(Extracted data entries)
--*--

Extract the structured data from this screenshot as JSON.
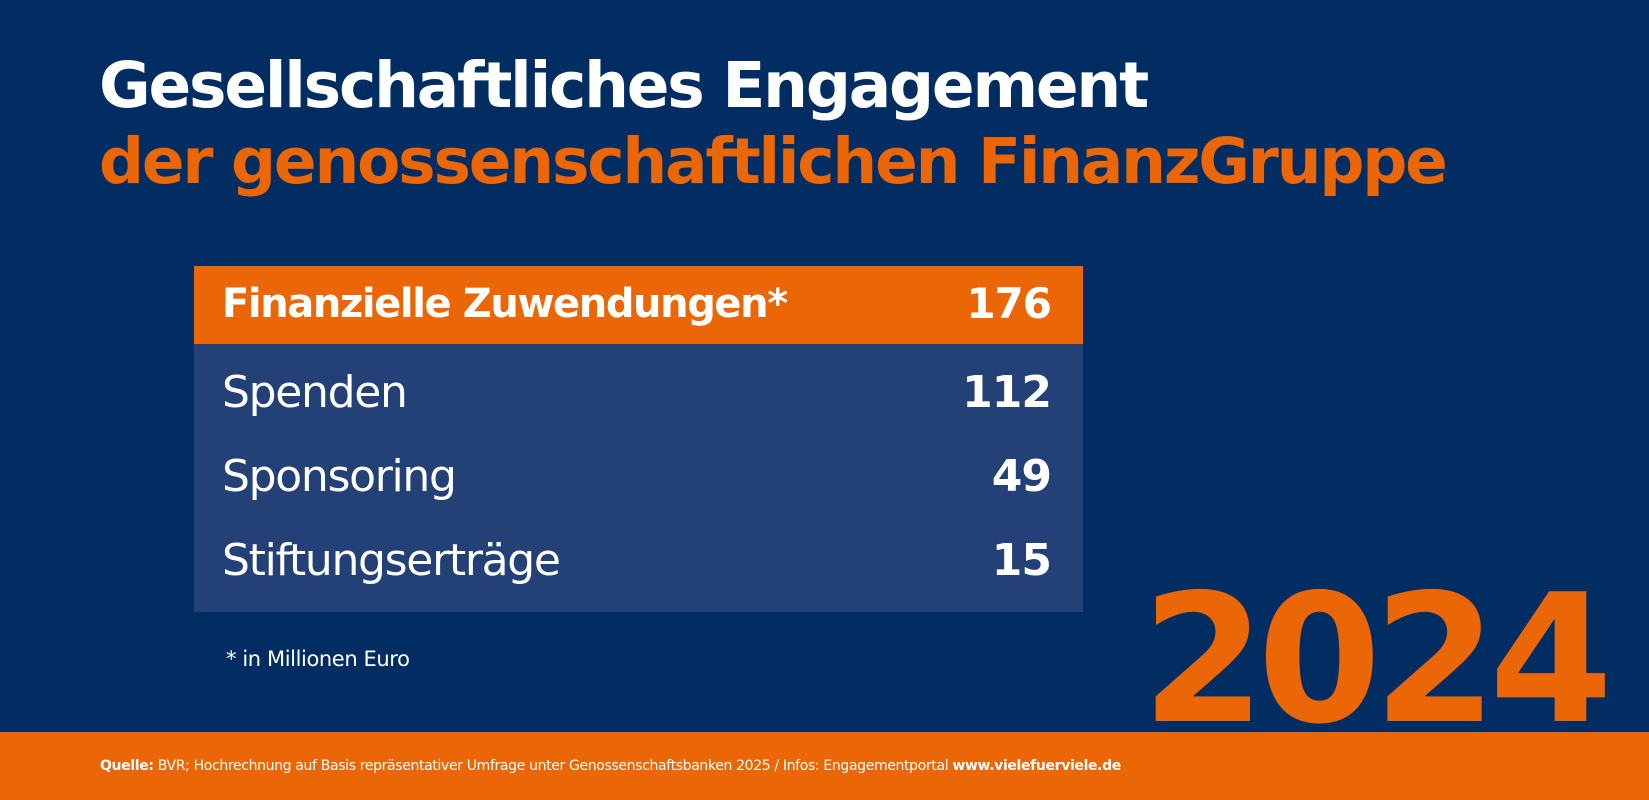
{
  "header": {
    "title_line1": "Gesellschaftliches Engagement",
    "title_line2": "der genossenschaftlichen FinanzGruppe"
  },
  "table": {
    "header": {
      "label": "Finanzielle Zuwendungen*",
      "value": "176"
    },
    "rows": [
      {
        "label": "Spenden",
        "value": "112"
      },
      {
        "label": "Sponsoring",
        "value": "49"
      },
      {
        "label": "Stiftungserträge",
        "value": "15"
      }
    ]
  },
  "footnote": "* in Millionen Euro",
  "year": "2024",
  "footer": {
    "source_label": "Quelle:",
    "source_text": " BVR; Hochrechnung auf Basis repräsentativer Umfrage unter Genossenschaftsbanken 2025 / Infos: Engagementportal ",
    "link": "www.vielefuerviele.de"
  },
  "colors": {
    "background": "#012d62",
    "accent": "#ea6606",
    "table_body": "#234177",
    "text": "#ffffff"
  }
}
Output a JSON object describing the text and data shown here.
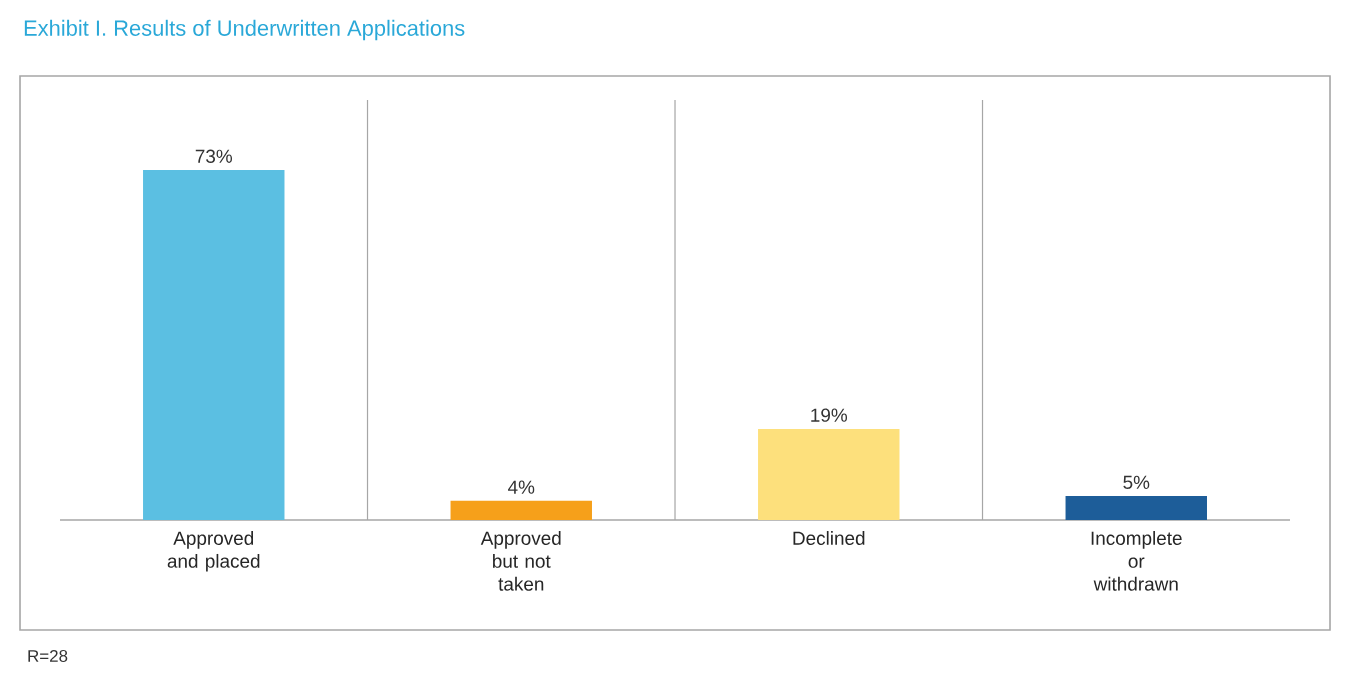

--*--

Return every line of the records exactly as given, pictures excluded.

Extract the structured data from this screenshot as JSON.
{
  "header": {
    "title_line1": "Gesellschaftliches Engagement",
    "title_line2": "der genossenschaftlichen FinanzGruppe"
  },
  "table": {
    "header": {
      "label": "Finanzielle Zuwendungen*",
      "value": "176"
    },
    "rows": [
      {
        "label": "Spenden",
        "value": "112"
      },
      {
        "label": "Sponsoring",
        "value": "49"
      },
      {
        "label": "Stiftungserträge",
        "value": "15"
      }
    ]
  },
  "footnote": "* in Millionen Euro",
  "year": "2024",
  "footer": {
    "source_label": "Quelle:",
    "source_text": " BVR; Hochrechnung auf Basis repräsentativer Umfrage unter Genossenschaftsbanken 2025 / Infos: Engagementportal ",
    "link": "www.vielefuerviele.de"
  },
  "colors": {
    "background": "#012d62",
    "accent": "#ea6606",
    "table_body": "#234177",
    "text": "#ffffff"
  }
}
Output a JSON object describing the text and data shown here.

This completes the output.